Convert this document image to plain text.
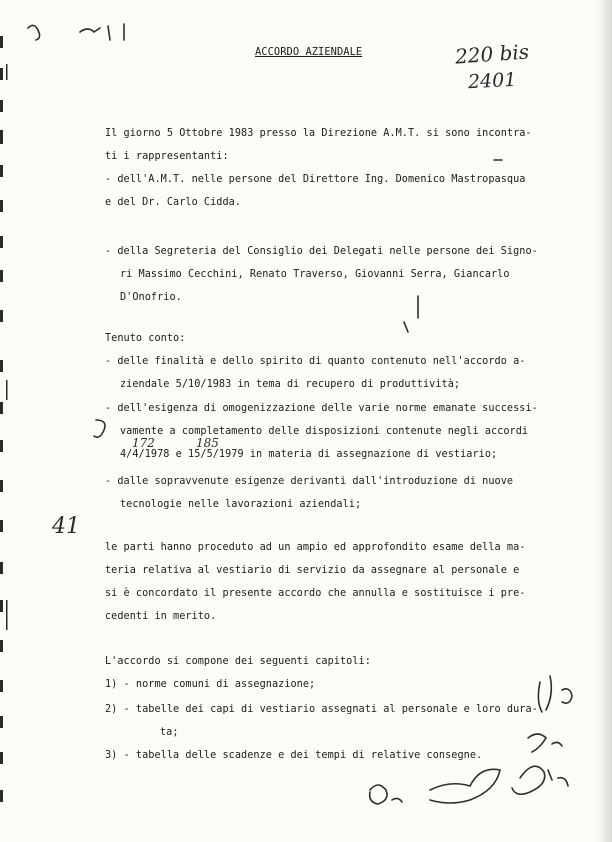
ACCORDO AZIENDALE	220 bis
2401
41
Il giorno 5 Ottobre 1983 presso la Direzione A.M.T. si sono incontra-
ti i rappresentanti:
- dell'A.M.T. nelle persone del Direttore Ing. Domenico Mastropasqua
e del Dr. Carlo Cidda.
- della Segreteria del Consiglio dei Delegati nelle persone dei Signo-
ri Massimo Cecchini, Renato Traverso, Giovanni Serra, Giancarlo
D'Onofrio.
Tenuto conto:
- delle finalità e dello spirito di quanto contenuto nell'accordo a-
ziendale 5/10/1983 in tema di recupero di produttività;
- dell'esigenza di omogenizzazione delle varie norme emanate successi-
vamente a completamento delle disposizioni contenute negli accordi
4/4/1978 e 15/5/1979 in materia di assegnazione di vestiario;
- dalle sopravvenute esigenze derivanti dall'introduzione di nuove
tecnologie nelle lavorazioni aziendali;
le parti hanno proceduto ad un ampio ed approfondito esame della ma-
teria relativa al vestiario di servizio da assegnare al personale e
si è concordato il presente accordo che annulla e sostituisce i pre-
cedenti in merito.
L'accordo si compone dei seguenti capitoli:
1) - norme comuni di assegnazione;
2) - tabelle dei capi di vestiario assegnati al personale e loro dura-
ta;
3) - tabella delle scadenze e dei tempi di relative consegne.
172	185
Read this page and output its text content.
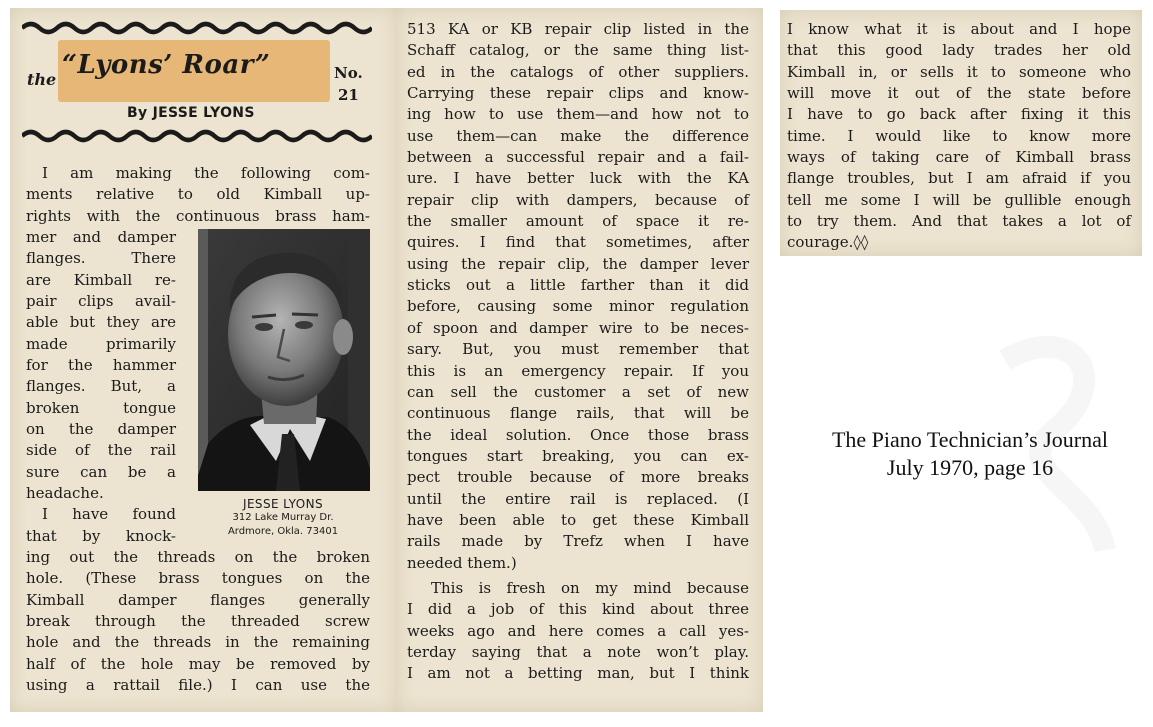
the “Lyons’ Roar”	No.
21
By JESSE LYONS
I am making the following com-
ments relative to old Kimball up-
rights with the continuous brass ham-
mer and damper
flanges. There
are Kimball re-
pair clips avail-
able but they are
made primarily
for the hammer
flanges. But, a
broken tongue
on the damper
side of the rail
sure can be a
headache.
I have found
that by knock-
ing out the threads on the broken
hole. (These brass tongues on the
Kimball damper flanges generally
break through the threaded screw
hole and the threads in the remaining
half of the hole may be removed by
using a rattail file.) I can use the
JESSE LYONS
312 Lake Murray Dr.
Ardmore, Okla. 73401
513 KA or KB repair clip listed in the
Schaff catalog, or the same thing list-
ed in the catalogs of other suppliers.
Carrying these repair clips and know-
ing how to use them—and how not to
use them—can make the difference
between a successful repair and a fail-
ure. I have better luck with the KA
repair clip with dampers, because of
the smaller amount of space it re-
quires. I find that sometimes, after
using the repair clip, the damper lever
sticks out a little farther than it did
before, causing some minor regulation
of spoon and damper wire to be neces-
sary. But, you must remember that
this is an emergency repair. If you
can sell the customer a set of new
continuous flange rails, that will be
the ideal solution. Once those brass
tongues start breaking, you can ex-
pect trouble because of more breaks
until the entire rail is replaced. (I
have been able to get these Kimball
rails made by Trefz when I have
needed them.)
This is fresh on my mind because
I did a job of this kind about three
weeks ago and here comes a call yes-
terday saying that a note won’t play.
I am not a betting man, but I think
I know what it is about and I hope
that this good lady trades her old
Kimball in, or sells it to someone who
will move it out of the state before
I have to go back after fixing it this
time. I would like to know more
ways of taking care of Kimball brass
flange troubles, but I am afraid if you
tell me some I will be gullible enough
to try them. And that takes a lot of
courage.◊◊
The Piano Technician’s Journal
July 1970, page 16
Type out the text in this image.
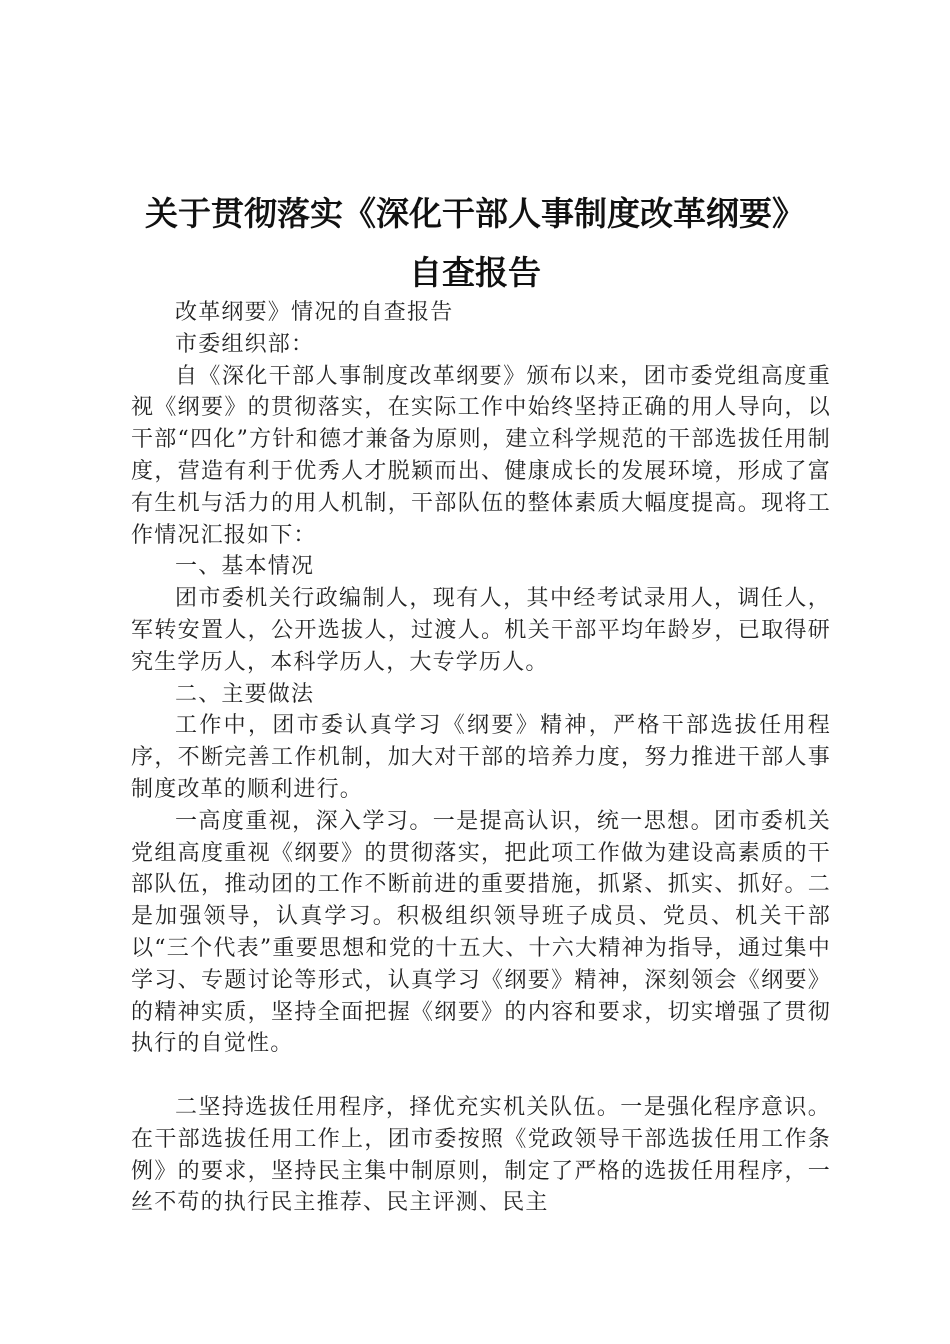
关于贯彻落实《深化干部人事制度改革纲要》
自查报告

改革纲要》情况的自查报告

市委组织部：

自《深化干部人事制度改革纲要》颁布以来，团市委党组高度重视《纲要》的贯彻落实，在实际工作中始终坚持正确的用人导向，以干部“四化”方针和德才兼备为原则，建立科学规范的干部选拔任用制度，营造有利于优秀人才脱颖而出、健康成长的发展环境，形成了富有生机与活力的用人机制，干部队伍的整体素质大幅度提高。现将工作情况汇报如下：

一、基本情况

团市委机关行政编制人，现有人，其中经考试录用人，调任人，军转安置人，公开选拔人，过渡人。机关干部平均年龄岁，已取得研究生学历人，本科学历人，大专学历人。

二、主要做法

工作中，团市委认真学习《纲要》精神，严格干部选拔任用程序，不断完善工作机制，加大对干部的培养力度，努力推进干部人事制度改革的顺利进行。

一高度重视，深入学习。一是提高认识，统一思想。团市委机关党组高度重视《纲要》的贯彻落实，把此项工作做为建设高素质的干部队伍，推动团的工作不断前进的重要措施，抓紧、抓实、抓好。二是加强领导，认真学习。积极组织领导班子成员、党员、机关干部以“三个代表”重要思想和党的十五大、十六大精神为指导，通过集中学习、专题讨论等形式，认真学习《纲要》精神，深刻领会《纲要》的精神实质，坚持全面把握《纲要》的内容和要求，切实增强了贯彻执行的自觉性。

二坚持选拔任用程序，择优充实机关队伍。一是强化程序意识。在干部选拔任用工作上，团市委按照《党政领导干部选拔任用工作条例》的要求，坚持民主集中制原则，制定了严格的选拔任用程序，一丝不苟的执行民主推荐、民主评测、民主
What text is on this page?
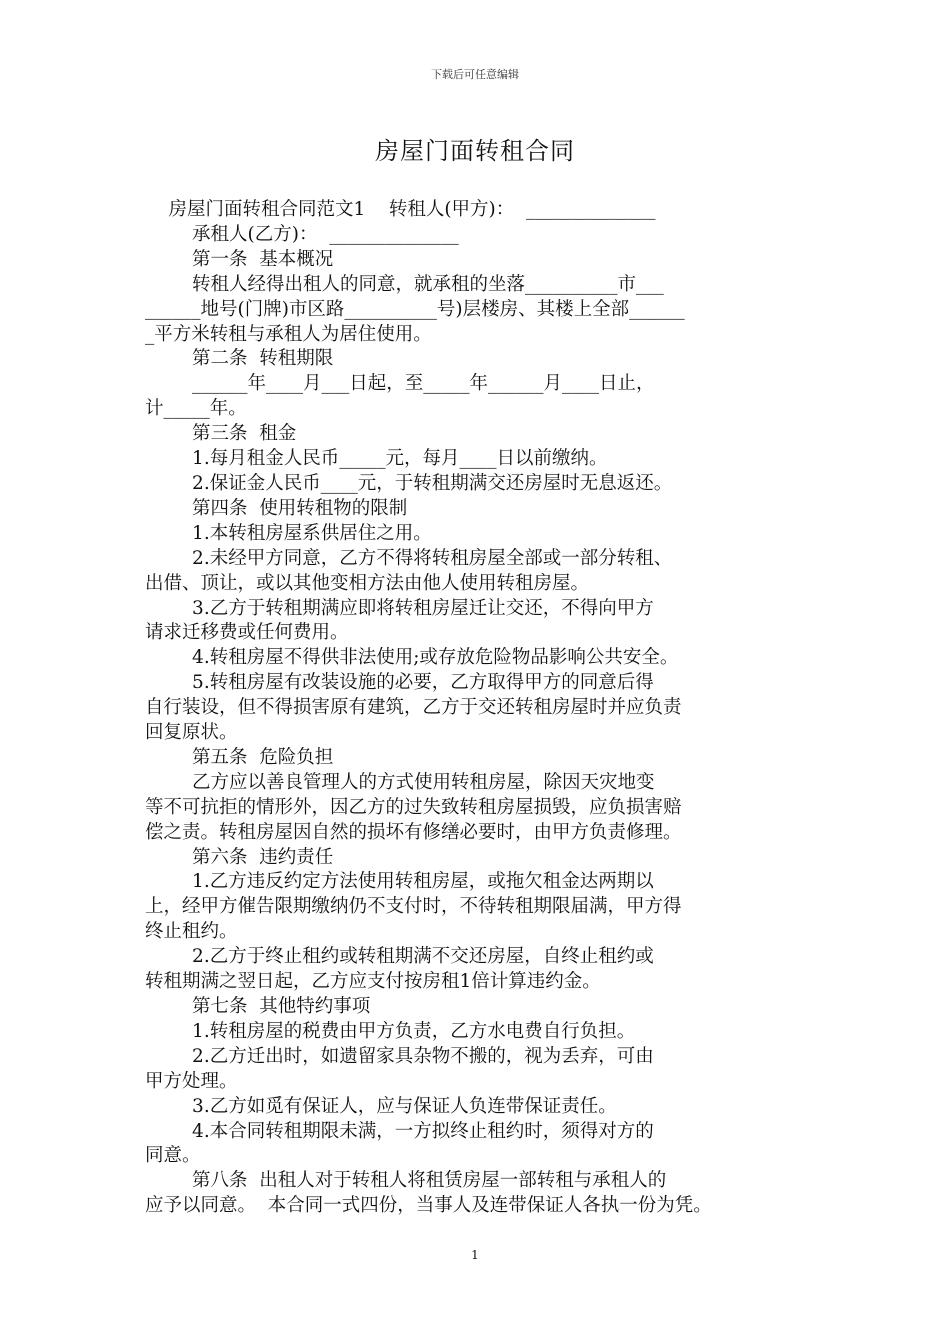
下载后可任意编辑
房屋门面转租合同

房屋门面转租合同范文1    转租人(甲方)：  ______________

承租人(乙方)：  ______________

第一条  基本概况

转租人经得出租人的同意，就承租的坐落__________市___

______地号(门牌)市区路__________号)层楼房、其楼上全部______

_平方米转租与承租人为居住使用。

第二条  转租期限

______年____月___日起，至_____年______月____日止，

计_____年。

第三条  租金

1.每月租金人民币_____元，每月____日以前缴纳。

2.保证金人民币____元，于转租期满交还房屋时无息返还。

第四条  使用转租物的限制

1.本转租房屋系供居住之用。

2.未经甲方同意，乙方不得将转租房屋全部或一部分转租、

出借、顶让，或以其他变相方法由他人使用转租房屋。

3.乙方于转租期满应即将转租房屋迁让交还，不得向甲方

请求迁移费或任何费用。

4.转租房屋不得供非法使用;或存放危险物品影响公共安全。

5.转租房屋有改装设施的必要，乙方取得甲方的同意后得

自行装设，但不得损害原有建筑，乙方于交还转租房屋时并应负责

回复原状。

第五条  危险负担

乙方应以善良管理人的方式使用转租房屋，除因天灾地变

等不可抗拒的情形外，因乙方的过失致转租房屋损毁，应负损害赔

偿之责。转租房屋因自然的损坏有修缮必要时，由甲方负责修理。

第六条  违约责任

1.乙方违反约定方法使用转租房屋，或拖欠租金达两期以

上，经甲方催告限期缴纳仍不支付时，不待转租期限届满，甲方得

终止租约。

2.乙方于终止租约或转租期满不交还房屋，自终止租约或

转租期满之翌日起，乙方应支付按房租1倍计算违约金。

第七条  其他特约事项

1.转租房屋的税费由甲方负责，乙方水电费自行负担。

2.乙方迁出时，如遗留家具杂物不搬的，视为丢弃，可由

甲方处理。

3.乙方如觅有保证人，应与保证人负连带保证责任。

4.本合同转租期限未满，一方拟终止租约时，须得对方的

同意。

第八条  出租人对于转租人将租赁房屋一部转租与承租人的

应予以同意。  本合同一式四份，当事人及连带保证人各执一份为凭。

1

######

**Stated problem**
Write out the material above once more, exactly as it reads, with no pictures.

**Answer for the task**
Convert this document image to plain text.
ACCORDO AZIENDALE	220 bis
2401
41
Il giorno 5 Ottobre 1983 presso la Direzione A.M.T. si sono incontra-
ti i rappresentanti:
- dell'A.M.T. nelle persone del Direttore Ing. Domenico Mastropasqua
e del Dr. Carlo Cidda.
- della Segreteria del Consiglio dei Delegati nelle persone dei Signo-
ri Massimo Cecchini, Renato Traverso, Giovanni Serra, Giancarlo
D'Onofrio.
Tenuto conto:
- delle finalità e dello spirito di quanto contenuto nell'accordo a-
ziendale 5/10/1983 in tema di recupero di produttività;
- dell'esigenza di omogenizzazione delle varie norme emanate successi-
vamente a completamento delle disposizioni contenute negli accordi
4/4/1978 e 15/5/1979 in materia di assegnazione di vestiario;
- dalle sopravvenute esigenze derivanti dall'introduzione di nuove
tecnologie nelle lavorazioni aziendali;
le parti hanno proceduto ad un ampio ed approfondito esame della ma-
teria relativa al vestiario di servizio da assegnare al personale e
si è concordato il presente accordo che annulla e sostituisce i pre-
cedenti in merito.
L'accordo si compone dei seguenti capitoli:
1) - norme comuni di assegnazione;
2) - tabelle dei capi di vestiario assegnati al personale e loro dura-
ta;
3) - tabella delle scadenze e dei tempi di relative consegne.
172	185
Read this page and output its text content.
the “Lyons’ Roar”	No.
21
By JESSE LYONS
I am making the following com-
ments relative to old Kimball up-
rights with the continuous brass ham-
mer and damper
flanges. There
are Kimball re-
pair clips avail-
able but they are
made primarily
for the hammer
flanges. But, a
broken tongue
on the damper
side of the rail
sure can be a
headache.
I have found
that by knock-
ing out the threads on the broken
hole. (These brass tongues on the
Kimball damper flanges generally
break through the threaded screw
hole and the threads in the remaining
half of the hole may be removed by
using a rattail file.) I can use the
JESSE LYONS
312 Lake Murray Dr.
Ardmore, Okla. 73401
513 KA or KB repair clip listed in the
Schaff catalog, or the same thing list-
ed in the catalogs of other suppliers.
Carrying these repair clips and know-
ing how to use them—and how not to
use them—can make the difference
between a successful repair and a fail-
ure. I have better luck with the KA
repair clip with dampers, because of
the smaller amount of space it re-
quires. I find that sometimes, after
using the repair clip, the damper lever
sticks out a little farther than it did
before, causing some minor regulation
of spoon and damper wire to be neces-
sary. But, you must remember that
this is an emergency repair. If you
can sell the customer a set of new
continuous flange rails, that will be
the ideal solution. Once those brass
tongues start breaking, you can ex-
pect trouble because of more breaks
until the entire rail is replaced. (I
have been able to get these Kimball
rails made by Trefz when I have
needed them.)
This is fresh on my mind because
I did a job of this kind about three
weeks ago and here comes a call yes-
terday saying that a note won’t play.
I am not a betting man, but I think
I know what it is about and I hope
that this good lady trades her old
Kimball in, or sells it to someone who
will move it out of the state before
I have to go back after fixing it this
time. I would like to know more
ways of taking care of Kimball brass
flange troubles, but I am afraid if you
tell me some I will be gullible enough
to try them. And that takes a lot of
courage.◊◊
The Piano Technician’s Journal
July 1970, page 16
Type out the text in this image.
关于贯彻落实《深化干部人事制度改革纲要》
自查报告

改革纲要》情况的自查报告

市委组织部：

自《深化干部人事制度改革纲要》颁布以来，团市委党组高度重视《纲要》的贯彻落实，在实际工作中始终坚持正确的用人导向，以干部“四化”方针和德才兼备为原则，建立科学规范的干部选拔任用制度，营造有利于优秀人才脱颖而出、健康成长的发展环境，形成了富有生机与活力的用人机制，干部队伍的整体素质大幅度提高。现将工作情况汇报如下：

一、基本情况

团市委机关行政编制人，现有人，其中经考试录用人，调任人，军转安置人，公开选拔人，过渡人。机关干部平均年龄岁，已取得研究生学历人，本科学历人，大专学历人。

二、主要做法

工作中，团市委认真学习《纲要》精神，严格干部选拔任用程序，不断完善工作机制，加大对干部的培养力度，努力推进干部人事制度改革的顺利进行。

一高度重视，深入学习。一是提高认识，统一思想。团市委机关党组高度重视《纲要》的贯彻落实，把此项工作做为建设高素质的干部队伍，推动团的工作不断前进的重要措施，抓紧、抓实、抓好。二是加强领导，认真学习。积极组织领导班子成员、党员、机关干部以“三个代表”重要思想和党的十五大、十六大精神为指导，通过集中学习、专题讨论等形式，认真学习《纲要》精神，深刻领会《纲要》的精神实质，坚持全面把握《纲要》的内容和要求，切实增强了贯彻执行的自觉性。

二坚持选拔任用程序，择优充实机关队伍。一是强化程序意识。在干部选拔任用工作上，团市委按照《党政领导干部选拔任用工作条例》的要求，坚持民主集中制原则，制定了严格的选拔任用程序，一丝不苟的执行民主推荐、民主评测、民主
What text is on this page?
下载后可任意编辑
房屋门面转租合同

房屋门面转租合同范文1    转租人(甲方)：  ______________

承租人(乙方)：  ______________

第一条  基本概况

转租人经得出租人的同意，就承租的坐落__________市___

______地号(门牌)市区路__________号)层楼房、其楼上全部______

_平方米转租与承租人为居住使用。

第二条  转租期限

______年____月___日起，至_____年______月____日止，

计_____年。

第三条  租金

1.每月租金人民币_____元，每月____日以前缴纳。

2.保证金人民币____元，于转租期满交还房屋时无息返还。

第四条  使用转租物的限制

1.本转租房屋系供居住之用。

2.未经甲方同意，乙方不得将转租房屋全部或一部分转租、

出借、顶让，或以其他变相方法由他人使用转租房屋。

3.乙方于转租期满应即将转租房屋迁让交还，不得向甲方

请求迁移费或任何费用。

4.转租房屋不得供非法使用;或存放危险物品影响公共安全。

5.转租房屋有改装设施的必要，乙方取得甲方的同意后得

自行装设，但不得损害原有建筑，乙方于交还转租房屋时并应负责

回复原状。

第五条  危险负担

乙方应以善良管理人的方式使用转租房屋，除因天灾地变

等不可抗拒的情形外，因乙方的过失致转租房屋损毁，应负损害赔

偿之责。转租房屋因自然的损坏有修缮必要时，由甲方负责修理。

第六条  违约责任

1.乙方违反约定方法使用转租房屋，或拖欠租金达两期以

上，经甲方催告限期缴纳仍不支付时，不待转租期限届满，甲方得

终止租约。

2.乙方于终止租约或转租期满不交还房屋，自终止租约或

转租期满之翌日起，乙方应支付按房租1倍计算违约金。

第七条  其他特约事项

1.转租房屋的税费由甲方负责，乙方水电费自行负担。

2.乙方迁出时，如遗留家具杂物不搬的，视为丢弃，可由

甲方处理。

3.乙方如觅有保证人，应与保证人负连带保证责任。

4.本合同转租期限未满，一方拟终止租约时，须得对方的

同意。

第八条  出租人对于转租人将租赁房屋一部转租与承租人的

应予以同意。  本合同一式四份，当事人及连带保证人各执一份为凭。

1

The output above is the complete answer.